Written instruction – Copy out each line of the material below with no changes.

Dataset items –
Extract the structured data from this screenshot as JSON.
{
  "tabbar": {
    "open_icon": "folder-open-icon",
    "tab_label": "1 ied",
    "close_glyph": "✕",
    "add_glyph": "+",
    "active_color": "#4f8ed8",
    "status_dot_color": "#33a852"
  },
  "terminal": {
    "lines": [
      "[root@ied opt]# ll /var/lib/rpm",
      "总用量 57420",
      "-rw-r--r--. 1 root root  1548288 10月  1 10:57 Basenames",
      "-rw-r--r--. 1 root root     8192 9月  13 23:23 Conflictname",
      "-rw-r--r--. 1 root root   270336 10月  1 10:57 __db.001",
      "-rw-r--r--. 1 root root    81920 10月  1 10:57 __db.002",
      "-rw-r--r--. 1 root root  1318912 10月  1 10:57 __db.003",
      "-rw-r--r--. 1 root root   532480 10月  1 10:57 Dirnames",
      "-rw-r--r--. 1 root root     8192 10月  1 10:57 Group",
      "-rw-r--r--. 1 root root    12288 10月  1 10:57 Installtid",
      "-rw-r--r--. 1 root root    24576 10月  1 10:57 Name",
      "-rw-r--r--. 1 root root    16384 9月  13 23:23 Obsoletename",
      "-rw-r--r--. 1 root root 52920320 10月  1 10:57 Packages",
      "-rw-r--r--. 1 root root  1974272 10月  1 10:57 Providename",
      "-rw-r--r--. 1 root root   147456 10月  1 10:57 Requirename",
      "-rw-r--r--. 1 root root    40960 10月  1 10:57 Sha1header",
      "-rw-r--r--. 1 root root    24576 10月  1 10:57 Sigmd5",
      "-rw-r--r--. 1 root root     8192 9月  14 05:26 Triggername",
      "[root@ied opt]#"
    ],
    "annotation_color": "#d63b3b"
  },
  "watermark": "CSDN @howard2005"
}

Exercise result –
Extract the structured data from this screenshot as JSON.
{
  "tabbar": {
    "open_icon": "folder-open-icon",
    "tab_label": "1 ied",
    "close_glyph": "✕",
    "add_glyph": "+",
    "active_color": "#4f8ed8",
    "status_dot_color": "#33a852"
  },
  "terminal": {
    "lines": [
      "[root@ied opt]# ll /var/lib/rpm",
      "总用量 57420",
      "-rw-r--r--. 1 root root  1548288 10月  1 10:57 Basenames",
      "-rw-r--r--. 1 root root     8192 9月  13 23:23 Conflictname",
      "-rw-r--r--. 1 root root   270336 10月  1 10:57 __db.001",
      "-rw-r--r--. 1 root root    81920 10月  1 10:57 __db.002",
      "-rw-r--r--. 1 root root  1318912 10月  1 10:57 __db.003",
      "-rw-r--r--. 1 root root   532480 10月  1 10:57 Dirnames",
      "-rw-r--r--. 1 root root     8192 10月  1 10:57 Group",
      "-rw-r--r--. 1 root root    12288 10月  1 10:57 Installtid",
      "-rw-r--r--. 1 root root    24576 10月  1 10:57 Name",
      "-rw-r--r--. 1 root root    16384 9月  13 23:23 Obsoletename",
      "-rw-r--r--. 1 root root 52920320 10月  1 10:57 Packages",
      "-rw-r--r--. 1 root root  1974272 10月  1 10:57 Providename",
      "-rw-r--r--. 1 root root   147456 10月  1 10:57 Requirename",
      "-rw-r--r--. 1 root root    40960 10月  1 10:57 Sha1header",
      "-rw-r--r--. 1 root root    24576 10月  1 10:57 Sigmd5",
      "-rw-r--r--. 1 root root     8192 9月  14 05:26 Triggername",
      "[root@ied opt]#"
    ],
    "annotation_color": "#d63b3b"
  },
  "watermark": "CSDN @howard2005"
}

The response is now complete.